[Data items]
-- -- --
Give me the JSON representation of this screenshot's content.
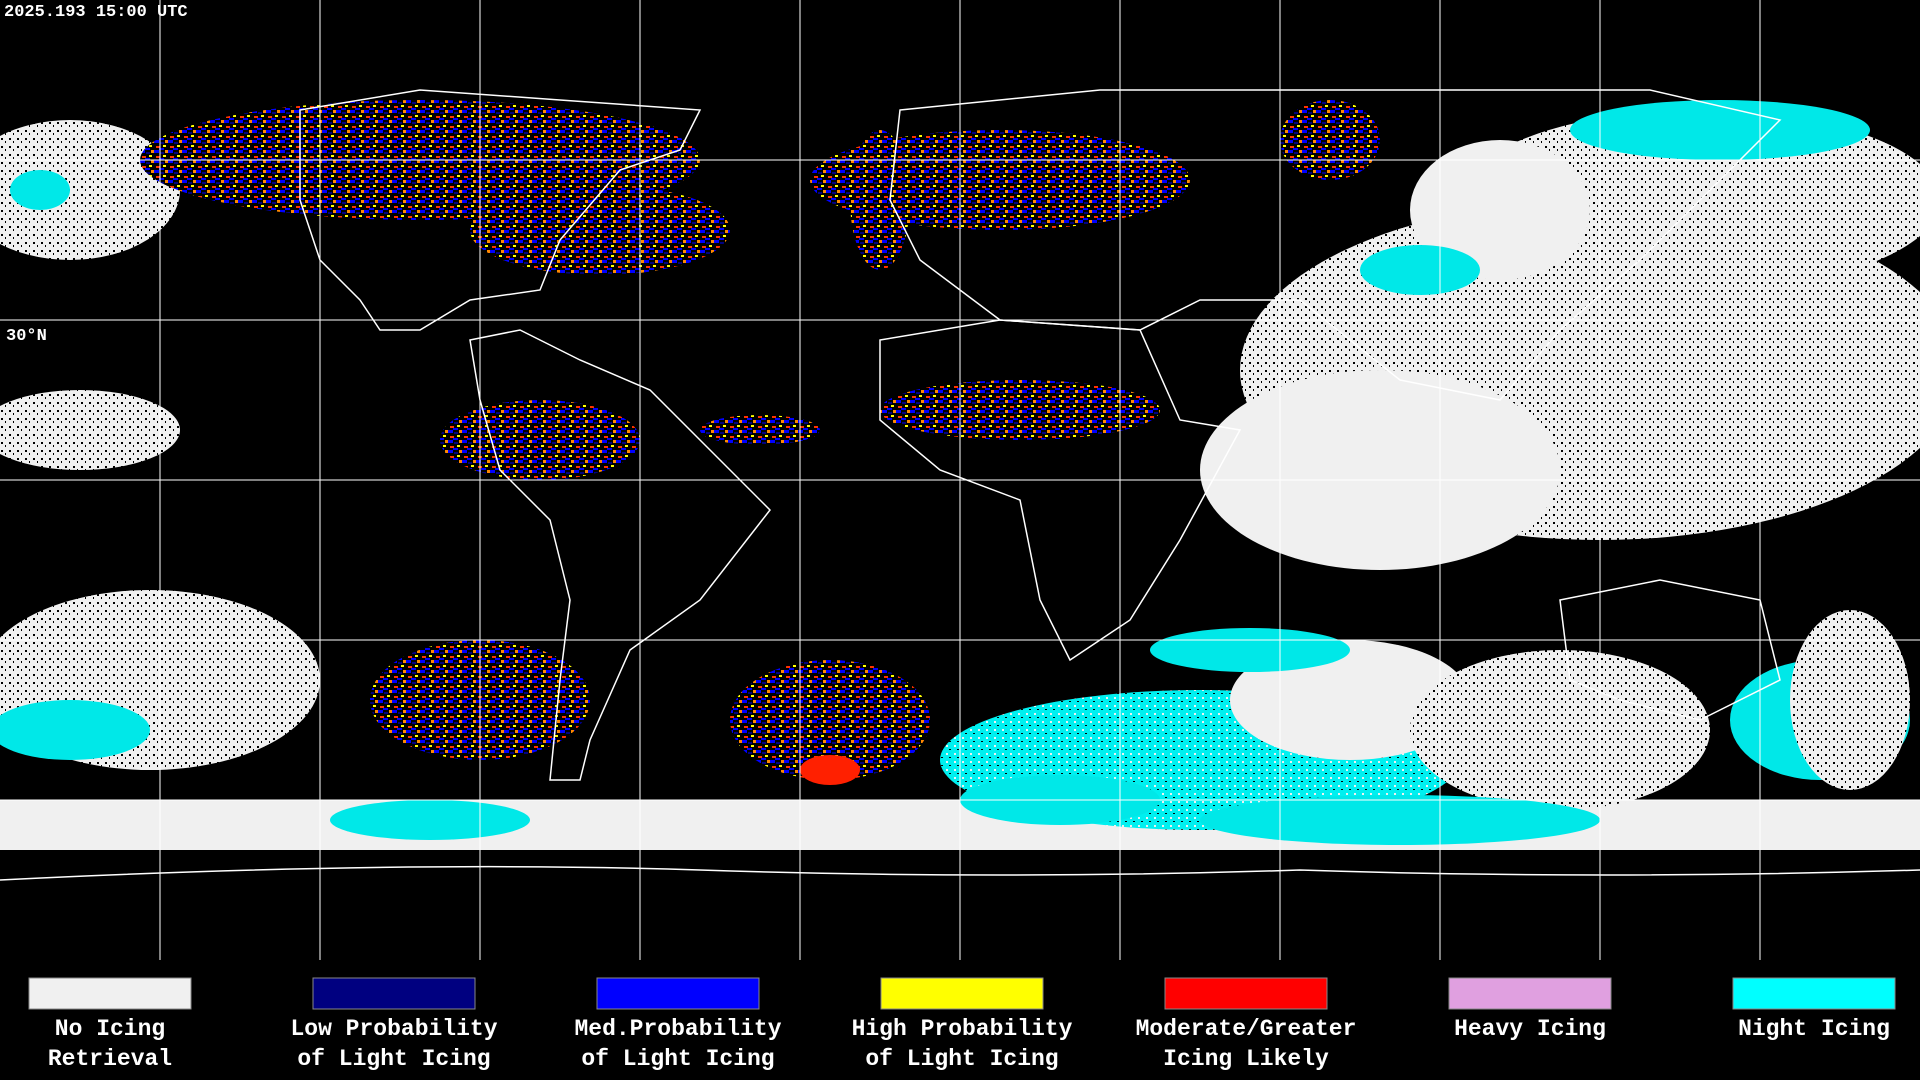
{
  "timestamp": "2025.193 15:00 UTC",
  "map": {
    "lat_labels": [
      "30°N"
    ]
  },
  "legend": {
    "items": [
      {
        "label": [
          "No Icing",
          "Retrieval"
        ],
        "color": "#f0f0f0"
      },
      {
        "label": [
          "Low Probability",
          "of Light Icing"
        ],
        "color": "#000080"
      },
      {
        "label": [
          "Med.Probability",
          "of Light Icing"
        ],
        "color": "#0000ff"
      },
      {
        "label": [
          "High Probability",
          "of Light Icing"
        ],
        "color": "#ffff00"
      },
      {
        "label": [
          "Moderate/Greater",
          "Icing Likely"
        ],
        "color": "#ff0000"
      },
      {
        "label": [
          "Heavy Icing"
        ],
        "color": "#e0a0e0"
      },
      {
        "label": [
          "Night Icing"
        ],
        "color": "#00ffff"
      }
    ]
  }
}
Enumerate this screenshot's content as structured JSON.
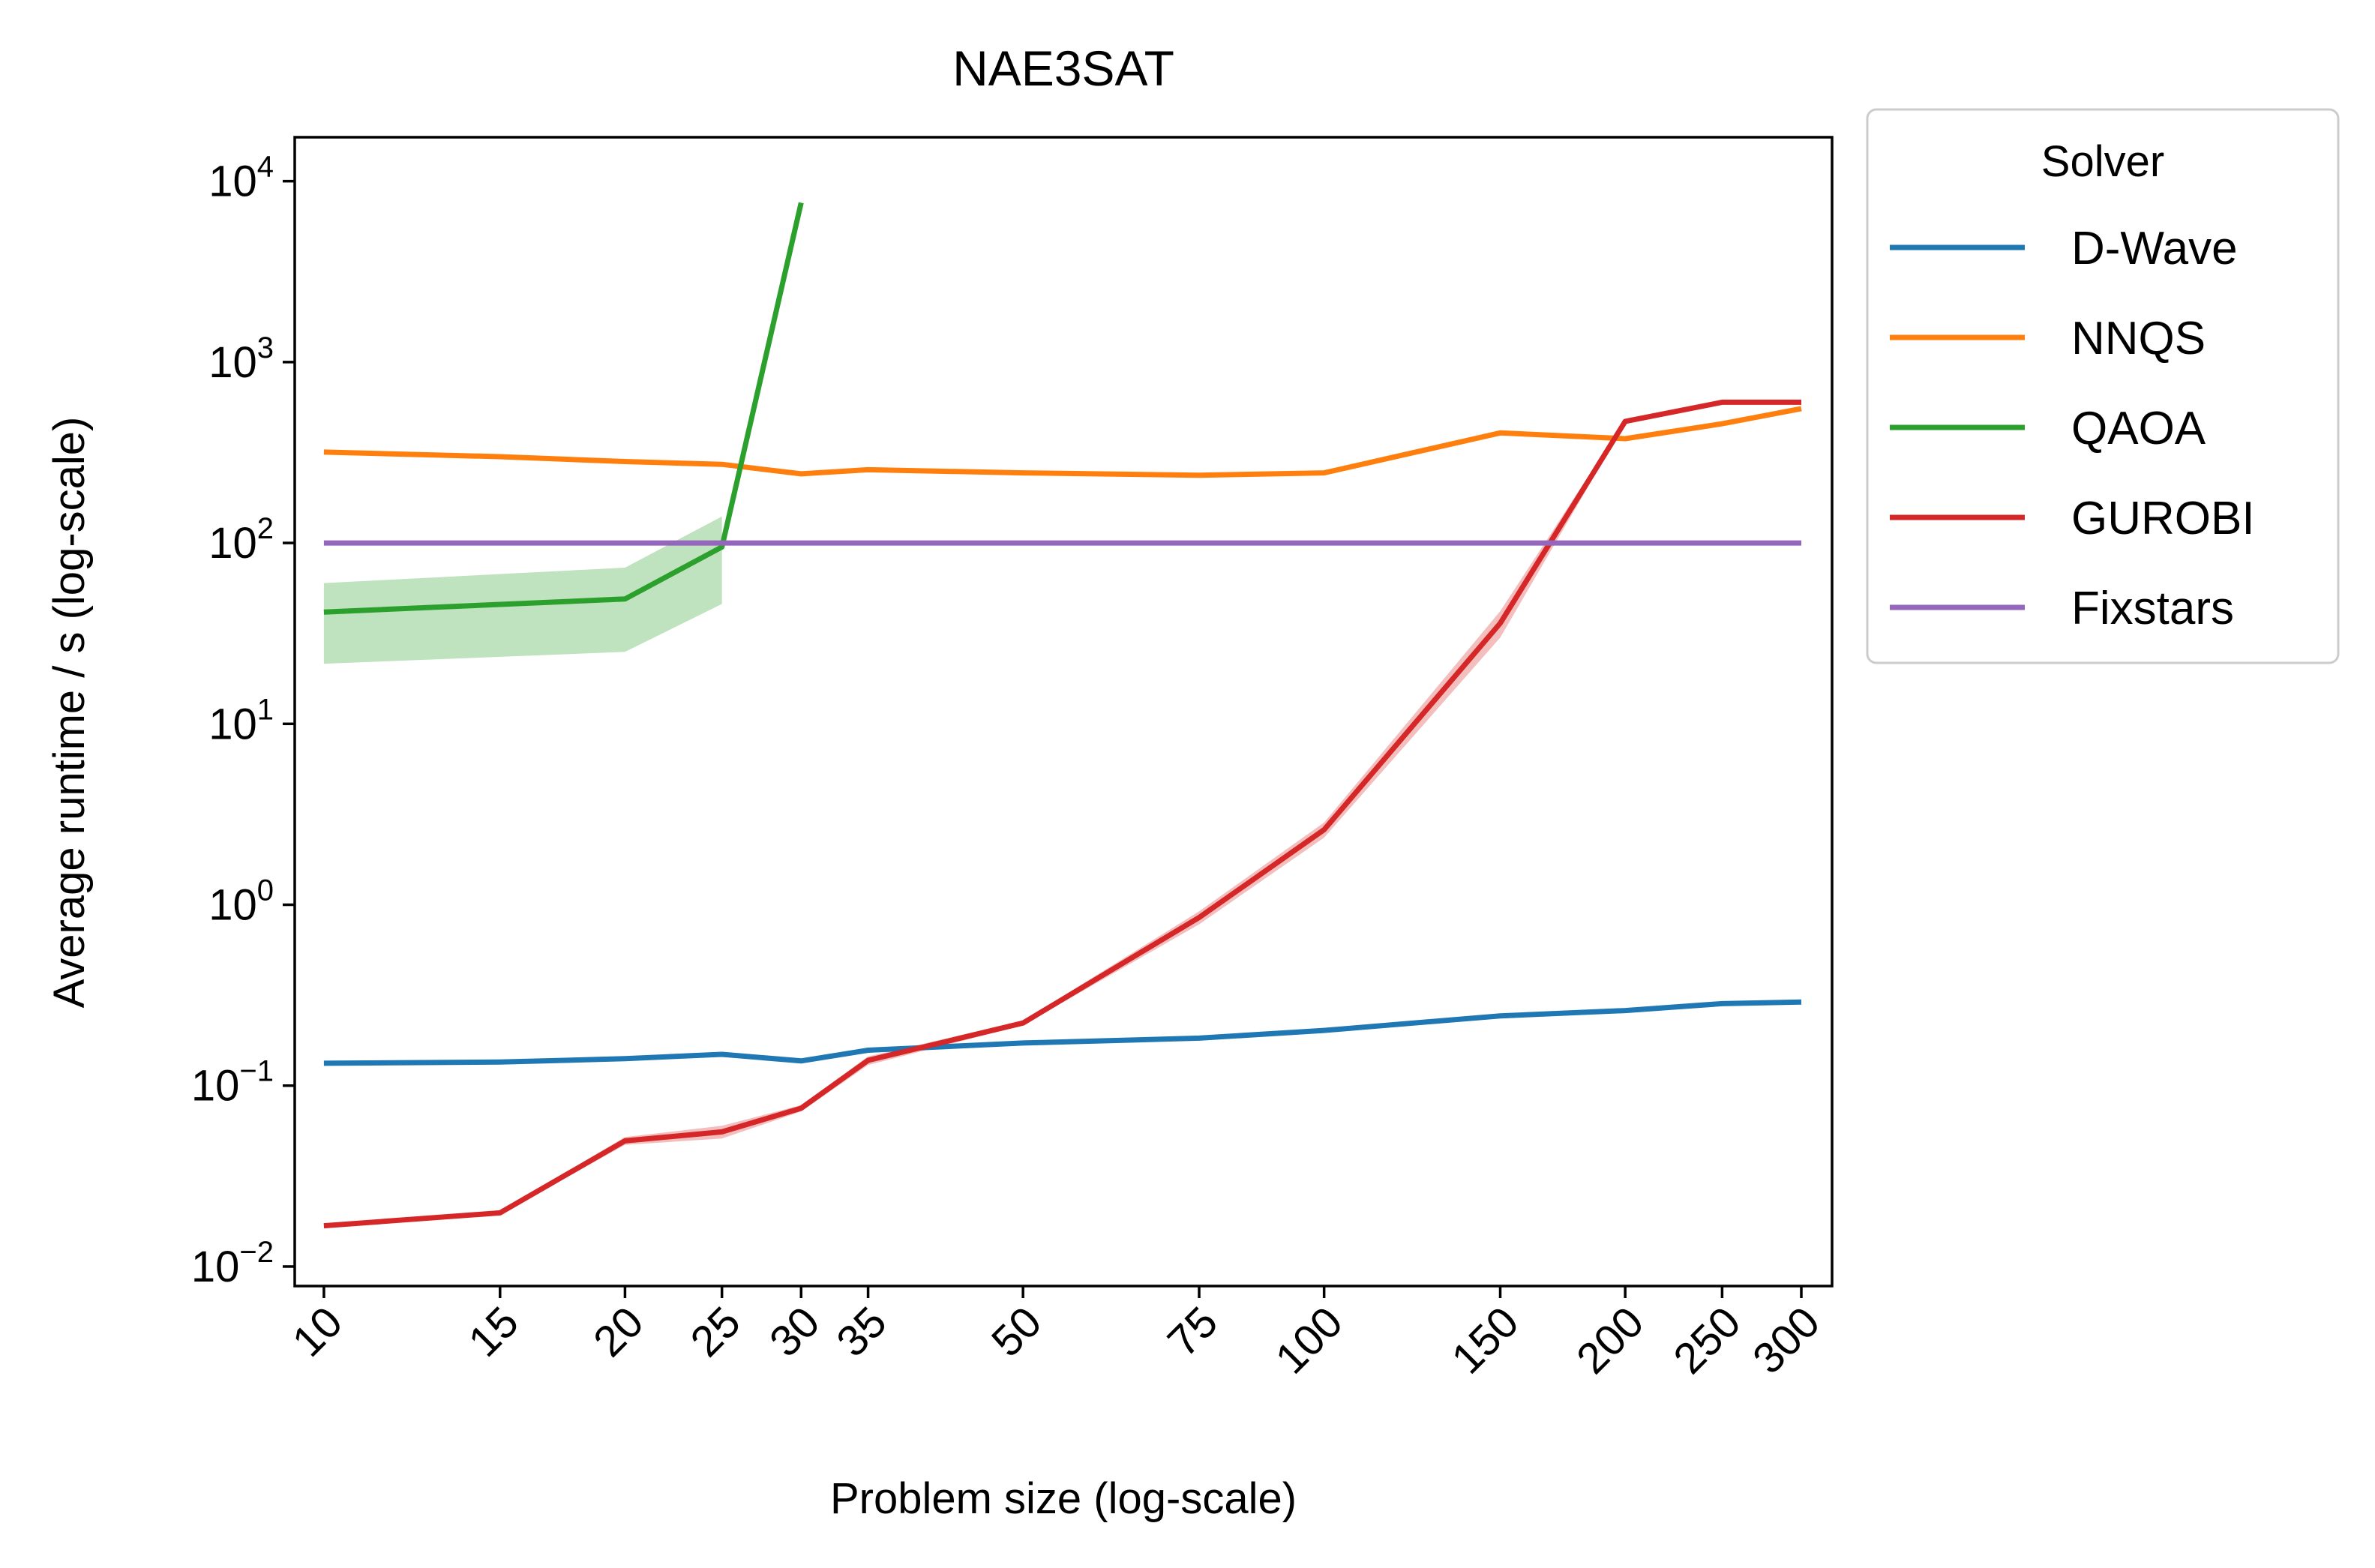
{
  "chart_data": {
    "type": "line",
    "title": "NAE3SAT",
    "xlabel": "Problem size (log-scale)",
    "ylabel": "Average runtime / s (log-scale)",
    "x_scale": "log",
    "y_scale": "log",
    "xlim": [
      9.35,
      322
    ],
    "ylim": [
      0.0078,
      17500
    ],
    "x_ticks": [
      10,
      15,
      20,
      25,
      30,
      35,
      50,
      75,
      100,
      150,
      200,
      250,
      300
    ],
    "x_tick_labels": [
      "10",
      "15",
      "20",
      "25",
      "30",
      "35",
      "50",
      "75",
      "100",
      "150",
      "200",
      "250",
      "300"
    ],
    "y_ticks": [
      {
        "value": 0.01,
        "base": "10",
        "exp": "−2"
      },
      {
        "value": 0.1,
        "base": "10",
        "exp": "−1"
      },
      {
        "value": 1,
        "base": "10",
        "exp": "0"
      },
      {
        "value": 10,
        "base": "10",
        "exp": "1"
      },
      {
        "value": 100,
        "base": "10",
        "exp": "2"
      },
      {
        "value": 1000,
        "base": "10",
        "exp": "3"
      },
      {
        "value": 10000,
        "base": "10",
        "exp": "4"
      }
    ],
    "grid": false,
    "legend": {
      "title": "Solver",
      "placement": "outside-top-right"
    },
    "series": [
      {
        "name": "D-Wave",
        "color": "#1f77b4",
        "points": [
          [
            10,
            0.133
          ],
          [
            15,
            0.135
          ],
          [
            20,
            0.141
          ],
          [
            25,
            0.149
          ],
          [
            30,
            0.137
          ],
          [
            35,
            0.157
          ],
          [
            50,
            0.172
          ],
          [
            75,
            0.183
          ],
          [
            100,
            0.202
          ],
          [
            150,
            0.243
          ],
          [
            200,
            0.26
          ],
          [
            250,
            0.284
          ],
          [
            300,
            0.29
          ]
        ]
      },
      {
        "name": "NNQS",
        "color": "#ff7f0e",
        "points": [
          [
            10,
            318
          ],
          [
            15,
            300
          ],
          [
            20,
            282
          ],
          [
            25,
            272
          ],
          [
            30,
            241
          ],
          [
            35,
            254
          ],
          [
            50,
            244
          ],
          [
            75,
            237
          ],
          [
            100,
            244
          ],
          [
            150,
            406
          ],
          [
            200,
            377
          ],
          [
            250,
            456
          ],
          [
            300,
            553
          ]
        ]
      },
      {
        "name": "QAOA",
        "color": "#2ca02c",
        "points": [
          [
            10,
            41.5
          ],
          [
            20,
            49
          ],
          [
            25,
            95
          ],
          [
            30,
            7600
          ]
        ],
        "band": [
          [
            10,
            21.5,
            60
          ],
          [
            20,
            25,
            73
          ],
          [
            25,
            46,
            140
          ]
        ]
      },
      {
        "name": "GUROBI",
        "color": "#d62728",
        "points": [
          [
            10,
            0.0168
          ],
          [
            15,
            0.0198
          ],
          [
            20,
            0.0495
          ],
          [
            25,
            0.0555
          ],
          [
            30,
            0.075
          ],
          [
            35,
            0.138
          ],
          [
            50,
            0.222
          ],
          [
            75,
            0.85
          ],
          [
            100,
            2.6
          ],
          [
            150,
            36
          ],
          [
            200,
            470
          ],
          [
            250,
            600
          ],
          [
            300,
            600
          ]
        ],
        "band": [
          [
            10,
            0.0165,
            0.0172
          ],
          [
            15,
            0.0195,
            0.0202
          ],
          [
            20,
            0.047,
            0.052
          ],
          [
            25,
            0.051,
            0.06
          ],
          [
            30,
            0.072,
            0.078
          ],
          [
            35,
            0.13,
            0.145
          ],
          [
            50,
            0.216,
            0.228
          ],
          [
            75,
            0.78,
            0.92
          ],
          [
            100,
            2.35,
            2.85
          ],
          [
            150,
            30,
            42
          ],
          [
            200,
            460,
            480
          ],
          [
            250,
            590,
            610
          ],
          [
            300,
            590,
            610
          ]
        ]
      },
      {
        "name": "Fixstars",
        "color": "#9467bd",
        "points": [
          [
            10,
            100
          ],
          [
            15,
            100
          ],
          [
            20,
            100
          ],
          [
            25,
            100
          ],
          [
            30,
            100
          ],
          [
            35,
            100
          ],
          [
            50,
            100
          ],
          [
            75,
            100
          ],
          [
            100,
            100
          ],
          [
            150,
            100
          ],
          [
            200,
            100
          ],
          [
            250,
            100
          ],
          [
            300,
            100
          ]
        ]
      }
    ]
  }
}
-- -- --
> [What to do]:
Write out all the records again, exactly, minus any pictures.

> [Exercise solution]:
Give me the JSON representation of this screenshot's content.
{
  "timestamp": "2025.193 15:00 UTC",
  "map": {
    "lat_labels": [
      "30°N"
    ]
  },
  "legend": {
    "items": [
      {
        "label": [
          "No Icing",
          "Retrieval"
        ],
        "color": "#f0f0f0"
      },
      {
        "label": [
          "Low Probability",
          "of Light Icing"
        ],
        "color": "#000080"
      },
      {
        "label": [
          "Med.Probability",
          "of Light Icing"
        ],
        "color": "#0000ff"
      },
      {
        "label": [
          "High Probability",
          "of Light Icing"
        ],
        "color": "#ffff00"
      },
      {
        "label": [
          "Moderate/Greater",
          "Icing Likely"
        ],
        "color": "#ff0000"
      },
      {
        "label": [
          "Heavy Icing"
        ],
        "color": "#e0a0e0"
      },
      {
        "label": [
          "Night Icing"
        ],
        "color": "#00ffff"
      }
    ]
  }
}
Enumerate this screenshot's content as structured JSON.
{
  "chart_data": {
    "type": "line",
    "title": "NAE3SAT",
    "xlabel": "Problem size (log-scale)",
    "ylabel": "Average runtime / s (log-scale)",
    "x_scale": "log",
    "y_scale": "log",
    "xlim": [
      9.35,
      322
    ],
    "ylim": [
      0.0078,
      17500
    ],
    "x_ticks": [
      10,
      15,
      20,
      25,
      30,
      35,
      50,
      75,
      100,
      150,
      200,
      250,
      300
    ],
    "x_tick_labels": [
      "10",
      "15",
      "20",
      "25",
      "30",
      "35",
      "50",
      "75",
      "100",
      "150",
      "200",
      "250",
      "300"
    ],
    "y_ticks": [
      {
        "value": 0.01,
        "base": "10",
        "exp": "−2"
      },
      {
        "value": 0.1,
        "base": "10",
        "exp": "−1"
      },
      {
        "value": 1,
        "base": "10",
        "exp": "0"
      },
      {
        "value": 10,
        "base": "10",
        "exp": "1"
      },
      {
        "value": 100,
        "base": "10",
        "exp": "2"
      },
      {
        "value": 1000,
        "base": "10",
        "exp": "3"
      },
      {
        "value": 10000,
        "base": "10",
        "exp": "4"
      }
    ],
    "grid": false,
    "legend": {
      "title": "Solver",
      "placement": "outside-top-right"
    },
    "series": [
      {
        "name": "D-Wave",
        "color": "#1f77b4",
        "points": [
          [
            10,
            0.133
          ],
          [
            15,
            0.135
          ],
          [
            20,
            0.141
          ],
          [
            25,
            0.149
          ],
          [
            30,
            0.137
          ],
          [
            35,
            0.157
          ],
          [
            50,
            0.172
          ],
          [
            75,
            0.183
          ],
          [
            100,
            0.202
          ],
          [
            150,
            0.243
          ],
          [
            200,
            0.26
          ],
          [
            250,
            0.284
          ],
          [
            300,
            0.29
          ]
        ]
      },
      {
        "name": "NNQS",
        "color": "#ff7f0e",
        "points": [
          [
            10,
            318
          ],
          [
            15,
            300
          ],
          [
            20,
            282
          ],
          [
            25,
            272
          ],
          [
            30,
            241
          ],
          [
            35,
            254
          ],
          [
            50,
            244
          ],
          [
            75,
            237
          ],
          [
            100,
            244
          ],
          [
            150,
            406
          ],
          [
            200,
            377
          ],
          [
            250,
            456
          ],
          [
            300,
            553
          ]
        ]
      },
      {
        "name": "QAOA",
        "color": "#2ca02c",
        "points": [
          [
            10,
            41.5
          ],
          [
            20,
            49
          ],
          [
            25,
            95
          ],
          [
            30,
            7600
          ]
        ],
        "band": [
          [
            10,
            21.5,
            60
          ],
          [
            20,
            25,
            73
          ],
          [
            25,
            46,
            140
          ]
        ]
      },
      {
        "name": "GUROBI",
        "color": "#d62728",
        "points": [
          [
            10,
            0.0168
          ],
          [
            15,
            0.0198
          ],
          [
            20,
            0.0495
          ],
          [
            25,
            0.0555
          ],
          [
            30,
            0.075
          ],
          [
            35,
            0.138
          ],
          [
            50,
            0.222
          ],
          [
            75,
            0.85
          ],
          [
            100,
            2.6
          ],
          [
            150,
            36
          ],
          [
            200,
            470
          ],
          [
            250,
            600
          ],
          [
            300,
            600
          ]
        ],
        "band": [
          [
            10,
            0.0165,
            0.0172
          ],
          [
            15,
            0.0195,
            0.0202
          ],
          [
            20,
            0.047,
            0.052
          ],
          [
            25,
            0.051,
            0.06
          ],
          [
            30,
            0.072,
            0.078
          ],
          [
            35,
            0.13,
            0.145
          ],
          [
            50,
            0.216,
            0.228
          ],
          [
            75,
            0.78,
            0.92
          ],
          [
            100,
            2.35,
            2.85
          ],
          [
            150,
            30,
            42
          ],
          [
            200,
            460,
            480
          ],
          [
            250,
            590,
            610
          ],
          [
            300,
            590,
            610
          ]
        ]
      },
      {
        "name": "Fixstars",
        "color": "#9467bd",
        "points": [
          [
            10,
            100
          ],
          [
            15,
            100
          ],
          [
            20,
            100
          ],
          [
            25,
            100
          ],
          [
            30,
            100
          ],
          [
            35,
            100
          ],
          [
            50,
            100
          ],
          [
            75,
            100
          ],
          [
            100,
            100
          ],
          [
            150,
            100
          ],
          [
            200,
            100
          ],
          [
            250,
            100
          ],
          [
            300,
            100
          ]
        ]
      }
    ]
  }
}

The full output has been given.